#### [Data to use]
==============================

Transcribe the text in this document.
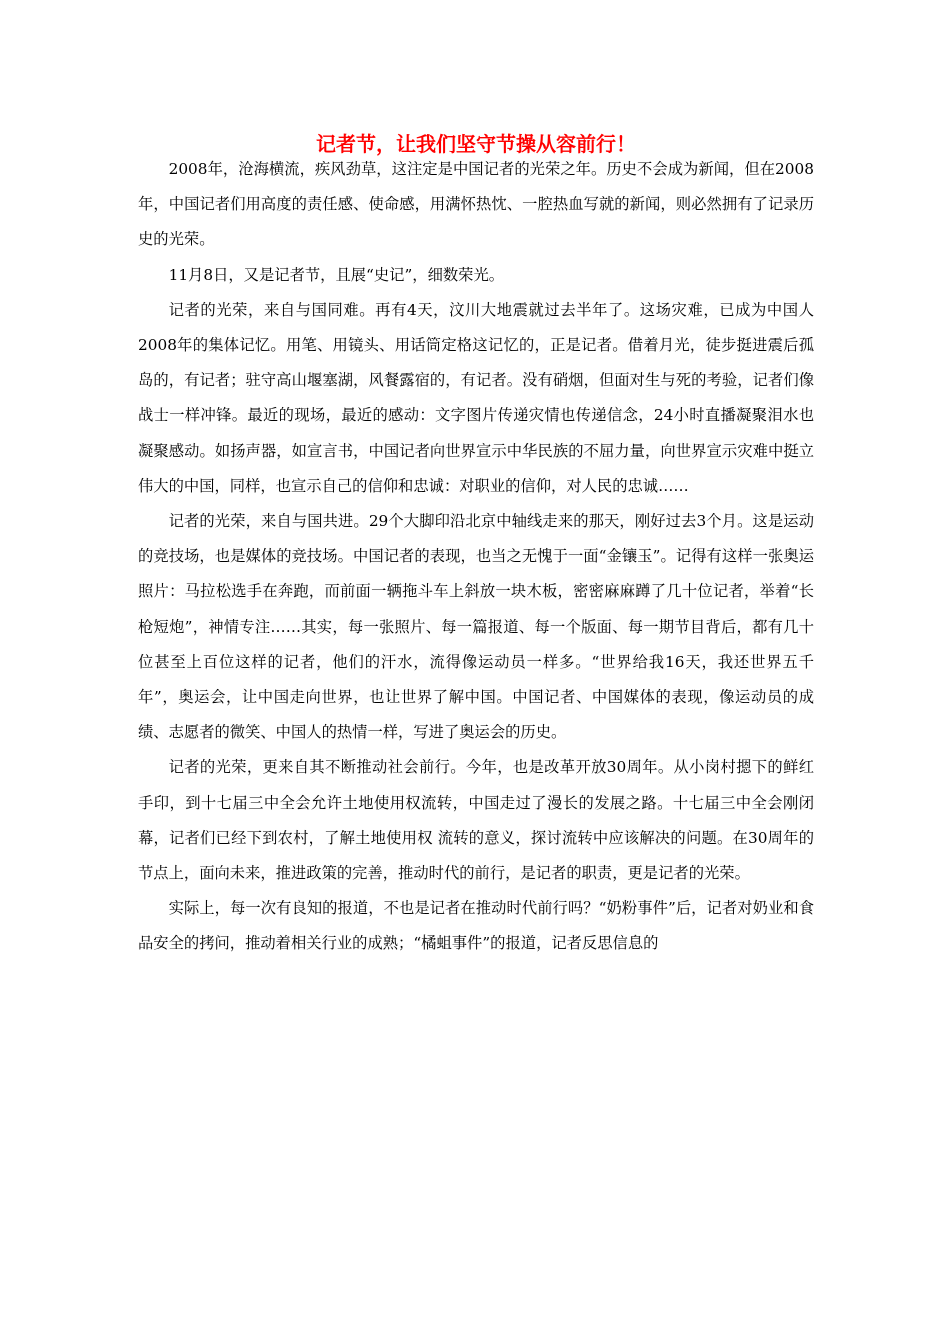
记者节，让我们坚守节操从容前行！

2008年，沧海横流，疾风劲草，这注定是中国记者的光荣之年。历史不会成为新闻，但在2008年，中国记者们用高度的责任感、使命感，用满怀热忱、一腔热血写就的新闻，则必然拥有了记录历史的光荣。

11月8日，又是记者节，且展“史记”，细数荣光。

记者的光荣，来自与国同难。再有4天，汶川大地震就过去半年了。这场灾难，已成为中国人2008年的集体记忆。用笔、用镜头、用话筒定格这记忆的，正是记者。借着月光，徒步挺进震后孤岛的，有记者；驻守高山堰塞湖，风餐露宿的，有记者。没有硝烟，但面对生与死的考验，记者们像战士一样冲锋。最近的现场，最近的感动：文字图片传递灾情也传递信念，24小时直播凝聚泪水也凝聚感动。如扬声器，如宣言书，中国记者向世界宣示中华民族的不屈力量，向世界宣示灾难中挺立伟大的中国，同样，也宣示自己的信仰和忠诚：对职业的信仰，对人民的忠诚……

记者的光荣，来自与国共进。29个大脚印沿北京中轴线走来的那天，刚好过去3个月。这是运动的竞技场，也是媒体的竞技场。中国记者的表现，也当之无愧于一面“金镶玉”。记得有这样一张奥运照片：马拉松选手在奔跑，而前面一辆拖斗车上斜放一块木板，密密麻麻蹲了几十位记者，举着“长枪短炮”，神情专注……其实，每一张照片、每一篇报道、每一个版面、每一期节目背后，都有几十位甚至上百位这样的记者，他们的汗水，流得像运动员一样多。“世界给我16天，我还世界五千年”，奥运会，让中国走向世界，也让世界了解中国。中国记者、中国媒体的表现，像运动员的成绩、志愿者的微笑、中国人的热情一样，写进了奥运会的历史。

记者的光荣，更来自其不断推动社会前行。今年，也是改革开放30周年。从小岗村摁下的鲜红手印，到十七届三中全会允许土地使用权流转，中国走过了漫长的发展之路。十七届三中全会刚闭幕，记者们已经下到农村，了解土地使用权 流转的意义，探讨流转中应该解决的问题。在30周年的节点上，面向未来，推进政策的完善，推动时代的前行，是记者的职责，更是记者的光荣。

实际上，每一次有良知的报道，不也是记者在推动时代前行吗？“奶粉事件”后，记者对奶业和食品安全的拷问，推动着相关行业的成熟；“橘蛆事件”的报道，记者反思信息的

==============================

#### [Short task]
Omit the pictures. Output every record above word for word.

#### [Answer to this task]
Transcribe the text in this document.
记者节，让我们坚守节操从容前行！

2008年，沧海横流，疾风劲草，这注定是中国记者的光荣之年。历史不会成为新闻，但在2008年，中国记者们用高度的责任感、使命感，用满怀热忱、一腔热血写就的新闻，则必然拥有了记录历史的光荣。

11月8日，又是记者节，且展“史记”，细数荣光。

记者的光荣，来自与国同难。再有4天，汶川大地震就过去半年了。这场灾难，已成为中国人2008年的集体记忆。用笔、用镜头、用话筒定格这记忆的，正是记者。借着月光，徒步挺进震后孤岛的，有记者；驻守高山堰塞湖，风餐露宿的，有记者。没有硝烟，但面对生与死的考验，记者们像战士一样冲锋。最近的现场，最近的感动：文字图片传递灾情也传递信念，24小时直播凝聚泪水也凝聚感动。如扬声器，如宣言书，中国记者向世界宣示中华民族的不屈力量，向世界宣示灾难中挺立伟大的中国，同样，也宣示自己的信仰和忠诚：对职业的信仰，对人民的忠诚……

记者的光荣，来自与国共进。29个大脚印沿北京中轴线走来的那天，刚好过去3个月。这是运动的竞技场，也是媒体的竞技场。中国记者的表现，也当之无愧于一面“金镶玉”。记得有这样一张奥运照片：马拉松选手在奔跑，而前面一辆拖斗车上斜放一块木板，密密麻麻蹲了几十位记者，举着“长枪短炮”，神情专注……其实，每一张照片、每一篇报道、每一个版面、每一期节目背后，都有几十位甚至上百位这样的记者，他们的汗水，流得像运动员一样多。“世界给我16天，我还世界五千年”，奥运会，让中国走向世界，也让世界了解中国。中国记者、中国媒体的表现，像运动员的成绩、志愿者的微笑、中国人的热情一样，写进了奥运会的历史。

记者的光荣，更来自其不断推动社会前行。今年，也是改革开放30周年。从小岗村摁下的鲜红手印，到十七届三中全会允许土地使用权流转，中国走过了漫长的发展之路。十七届三中全会刚闭幕，记者们已经下到农村，了解土地使用权 流转的意义，探讨流转中应该解决的问题。在30周年的节点上，面向未来，推进政策的完善，推动时代的前行，是记者的职责，更是记者的光荣。

实际上，每一次有良知的报道，不也是记者在推动时代前行吗？“奶粉事件”后，记者对奶业和食品安全的拷问，推动着相关行业的成熟；“橘蛆事件”的报道，记者反思信息的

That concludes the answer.